◆ **To be done**: Scan the listing below. Report each line that includes "structured".
────────
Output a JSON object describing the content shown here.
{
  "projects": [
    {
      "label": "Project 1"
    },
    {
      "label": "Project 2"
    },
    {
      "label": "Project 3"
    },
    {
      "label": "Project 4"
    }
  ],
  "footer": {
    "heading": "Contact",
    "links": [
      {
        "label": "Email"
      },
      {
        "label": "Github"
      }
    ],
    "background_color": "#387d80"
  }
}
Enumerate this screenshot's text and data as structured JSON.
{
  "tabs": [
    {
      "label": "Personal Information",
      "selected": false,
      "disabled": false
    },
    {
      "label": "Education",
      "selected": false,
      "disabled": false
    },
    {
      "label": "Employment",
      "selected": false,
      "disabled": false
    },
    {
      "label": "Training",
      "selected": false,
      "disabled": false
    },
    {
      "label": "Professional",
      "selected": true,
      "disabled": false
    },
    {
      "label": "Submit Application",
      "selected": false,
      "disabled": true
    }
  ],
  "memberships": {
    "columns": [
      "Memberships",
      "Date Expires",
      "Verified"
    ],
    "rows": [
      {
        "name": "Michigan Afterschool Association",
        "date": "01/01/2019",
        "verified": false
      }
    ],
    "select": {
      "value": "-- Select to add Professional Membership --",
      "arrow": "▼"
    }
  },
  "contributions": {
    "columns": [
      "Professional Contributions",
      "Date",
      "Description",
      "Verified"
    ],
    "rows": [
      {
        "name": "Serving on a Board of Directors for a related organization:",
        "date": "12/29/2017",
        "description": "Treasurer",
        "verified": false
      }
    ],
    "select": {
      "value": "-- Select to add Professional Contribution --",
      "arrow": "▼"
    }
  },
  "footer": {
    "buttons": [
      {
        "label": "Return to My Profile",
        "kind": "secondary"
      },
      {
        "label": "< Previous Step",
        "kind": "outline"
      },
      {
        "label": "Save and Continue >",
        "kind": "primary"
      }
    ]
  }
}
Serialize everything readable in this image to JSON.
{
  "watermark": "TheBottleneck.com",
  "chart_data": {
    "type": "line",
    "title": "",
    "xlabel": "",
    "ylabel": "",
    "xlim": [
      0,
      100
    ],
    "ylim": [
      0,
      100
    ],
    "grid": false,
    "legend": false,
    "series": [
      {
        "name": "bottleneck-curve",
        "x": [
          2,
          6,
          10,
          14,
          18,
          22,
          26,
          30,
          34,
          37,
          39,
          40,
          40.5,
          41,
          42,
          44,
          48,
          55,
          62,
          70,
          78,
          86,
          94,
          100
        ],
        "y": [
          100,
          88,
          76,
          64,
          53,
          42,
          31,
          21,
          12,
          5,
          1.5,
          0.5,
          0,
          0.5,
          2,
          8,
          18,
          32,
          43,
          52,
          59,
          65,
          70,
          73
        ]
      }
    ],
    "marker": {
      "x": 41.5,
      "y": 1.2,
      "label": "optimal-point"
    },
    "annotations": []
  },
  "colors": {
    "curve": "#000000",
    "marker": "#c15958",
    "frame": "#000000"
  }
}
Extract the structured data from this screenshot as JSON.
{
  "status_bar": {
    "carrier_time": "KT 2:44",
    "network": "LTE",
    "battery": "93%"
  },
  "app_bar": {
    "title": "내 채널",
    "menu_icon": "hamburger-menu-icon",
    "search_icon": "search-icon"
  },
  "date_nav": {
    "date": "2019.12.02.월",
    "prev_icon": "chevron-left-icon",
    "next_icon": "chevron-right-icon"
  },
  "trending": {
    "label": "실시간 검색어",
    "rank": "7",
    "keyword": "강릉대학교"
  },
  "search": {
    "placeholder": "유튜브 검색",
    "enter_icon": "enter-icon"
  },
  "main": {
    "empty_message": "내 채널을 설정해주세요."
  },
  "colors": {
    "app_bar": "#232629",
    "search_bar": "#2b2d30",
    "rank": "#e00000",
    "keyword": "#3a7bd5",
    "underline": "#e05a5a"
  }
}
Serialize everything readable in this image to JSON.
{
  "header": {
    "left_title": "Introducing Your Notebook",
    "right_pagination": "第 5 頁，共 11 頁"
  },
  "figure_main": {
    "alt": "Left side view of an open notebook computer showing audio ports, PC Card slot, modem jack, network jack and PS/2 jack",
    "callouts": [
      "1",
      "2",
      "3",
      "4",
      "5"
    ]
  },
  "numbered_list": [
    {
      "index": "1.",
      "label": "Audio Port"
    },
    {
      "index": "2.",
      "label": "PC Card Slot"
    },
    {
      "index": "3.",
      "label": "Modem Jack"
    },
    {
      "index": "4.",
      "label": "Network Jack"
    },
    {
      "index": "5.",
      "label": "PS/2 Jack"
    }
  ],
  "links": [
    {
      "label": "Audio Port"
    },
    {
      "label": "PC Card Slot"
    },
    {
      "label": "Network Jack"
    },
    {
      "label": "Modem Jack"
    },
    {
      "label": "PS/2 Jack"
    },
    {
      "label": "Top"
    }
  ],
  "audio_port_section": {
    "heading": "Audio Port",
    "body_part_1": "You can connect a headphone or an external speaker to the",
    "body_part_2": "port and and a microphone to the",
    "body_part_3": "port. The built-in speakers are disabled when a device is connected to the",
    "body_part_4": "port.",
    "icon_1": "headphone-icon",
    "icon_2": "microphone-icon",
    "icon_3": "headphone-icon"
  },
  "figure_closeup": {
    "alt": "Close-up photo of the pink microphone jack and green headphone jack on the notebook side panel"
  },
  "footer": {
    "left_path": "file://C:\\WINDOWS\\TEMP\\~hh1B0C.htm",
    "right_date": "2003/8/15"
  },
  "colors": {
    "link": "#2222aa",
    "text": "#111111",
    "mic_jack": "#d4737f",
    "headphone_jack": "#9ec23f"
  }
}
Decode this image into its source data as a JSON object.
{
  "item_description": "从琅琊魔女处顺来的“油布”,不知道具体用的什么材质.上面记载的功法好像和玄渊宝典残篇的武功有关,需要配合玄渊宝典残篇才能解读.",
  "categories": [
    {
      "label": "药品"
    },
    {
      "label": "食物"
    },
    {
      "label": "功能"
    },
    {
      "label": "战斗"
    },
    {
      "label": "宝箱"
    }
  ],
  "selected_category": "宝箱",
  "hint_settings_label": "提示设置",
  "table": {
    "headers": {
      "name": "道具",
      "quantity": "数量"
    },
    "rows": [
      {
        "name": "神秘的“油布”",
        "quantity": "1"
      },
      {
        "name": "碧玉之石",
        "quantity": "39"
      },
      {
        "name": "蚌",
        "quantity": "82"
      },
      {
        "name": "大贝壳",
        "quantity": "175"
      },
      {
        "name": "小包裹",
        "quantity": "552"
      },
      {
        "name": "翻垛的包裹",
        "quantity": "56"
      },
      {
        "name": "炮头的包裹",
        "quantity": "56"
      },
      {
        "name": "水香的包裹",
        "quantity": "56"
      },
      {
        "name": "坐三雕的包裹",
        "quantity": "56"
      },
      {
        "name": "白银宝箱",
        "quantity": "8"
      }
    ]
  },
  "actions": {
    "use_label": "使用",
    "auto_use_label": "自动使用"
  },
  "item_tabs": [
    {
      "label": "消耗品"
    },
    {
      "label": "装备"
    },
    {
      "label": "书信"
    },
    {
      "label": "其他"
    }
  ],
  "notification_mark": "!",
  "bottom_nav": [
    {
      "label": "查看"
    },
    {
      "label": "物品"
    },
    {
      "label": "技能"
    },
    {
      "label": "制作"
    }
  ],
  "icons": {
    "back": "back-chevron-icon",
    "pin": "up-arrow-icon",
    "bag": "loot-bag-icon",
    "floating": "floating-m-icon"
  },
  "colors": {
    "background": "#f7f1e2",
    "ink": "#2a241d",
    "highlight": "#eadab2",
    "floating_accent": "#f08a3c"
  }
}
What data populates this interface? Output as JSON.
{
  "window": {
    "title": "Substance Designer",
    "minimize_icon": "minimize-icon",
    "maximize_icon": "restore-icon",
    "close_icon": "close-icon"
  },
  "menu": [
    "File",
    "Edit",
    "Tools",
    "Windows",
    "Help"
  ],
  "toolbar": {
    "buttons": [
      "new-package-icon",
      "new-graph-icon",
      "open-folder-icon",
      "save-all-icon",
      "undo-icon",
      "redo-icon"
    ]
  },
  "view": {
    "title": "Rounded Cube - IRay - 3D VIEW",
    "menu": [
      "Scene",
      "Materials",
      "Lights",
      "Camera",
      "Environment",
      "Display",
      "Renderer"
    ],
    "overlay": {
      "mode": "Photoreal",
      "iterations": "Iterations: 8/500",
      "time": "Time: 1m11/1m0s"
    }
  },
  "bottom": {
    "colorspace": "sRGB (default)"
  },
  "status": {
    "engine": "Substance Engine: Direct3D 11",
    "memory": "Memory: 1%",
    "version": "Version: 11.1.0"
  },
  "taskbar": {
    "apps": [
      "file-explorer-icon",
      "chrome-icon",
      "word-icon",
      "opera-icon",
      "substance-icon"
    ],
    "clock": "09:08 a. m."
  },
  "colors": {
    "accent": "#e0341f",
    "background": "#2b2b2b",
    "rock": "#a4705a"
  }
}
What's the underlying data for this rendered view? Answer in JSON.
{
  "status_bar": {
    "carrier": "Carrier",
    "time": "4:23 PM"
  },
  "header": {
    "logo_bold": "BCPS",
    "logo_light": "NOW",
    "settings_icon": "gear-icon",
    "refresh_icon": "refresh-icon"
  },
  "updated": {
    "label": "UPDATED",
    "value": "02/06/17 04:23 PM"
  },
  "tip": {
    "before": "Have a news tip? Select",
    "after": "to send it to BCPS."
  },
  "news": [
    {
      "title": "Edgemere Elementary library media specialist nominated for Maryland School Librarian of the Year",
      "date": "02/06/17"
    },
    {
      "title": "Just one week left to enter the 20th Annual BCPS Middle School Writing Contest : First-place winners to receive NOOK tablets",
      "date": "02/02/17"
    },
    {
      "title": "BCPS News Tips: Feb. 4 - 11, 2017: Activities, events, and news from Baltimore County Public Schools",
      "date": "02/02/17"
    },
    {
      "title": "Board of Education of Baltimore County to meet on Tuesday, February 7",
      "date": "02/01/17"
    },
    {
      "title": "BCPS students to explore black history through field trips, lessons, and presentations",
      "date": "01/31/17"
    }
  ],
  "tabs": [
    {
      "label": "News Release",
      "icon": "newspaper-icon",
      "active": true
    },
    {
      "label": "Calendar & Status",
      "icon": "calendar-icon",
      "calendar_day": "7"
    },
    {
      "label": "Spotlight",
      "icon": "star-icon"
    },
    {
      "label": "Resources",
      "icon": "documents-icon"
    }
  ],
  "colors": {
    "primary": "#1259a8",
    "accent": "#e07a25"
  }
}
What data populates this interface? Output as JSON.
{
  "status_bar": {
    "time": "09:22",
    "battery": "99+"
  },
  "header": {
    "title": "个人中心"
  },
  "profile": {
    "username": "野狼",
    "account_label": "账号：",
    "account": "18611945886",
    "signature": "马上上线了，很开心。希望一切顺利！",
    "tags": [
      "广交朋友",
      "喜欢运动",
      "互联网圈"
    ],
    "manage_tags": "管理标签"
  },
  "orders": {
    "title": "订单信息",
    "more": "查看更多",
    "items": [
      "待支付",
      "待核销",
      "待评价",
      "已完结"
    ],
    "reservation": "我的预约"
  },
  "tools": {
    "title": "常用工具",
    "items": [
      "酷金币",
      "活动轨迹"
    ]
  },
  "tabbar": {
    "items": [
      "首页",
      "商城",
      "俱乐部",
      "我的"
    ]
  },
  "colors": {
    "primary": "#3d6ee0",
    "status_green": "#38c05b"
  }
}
────────
◆ **Answer to this problem**:
Enumerate this screenshot's text and data as structured JSON.
Extract the structured data from this screenshot as JSON.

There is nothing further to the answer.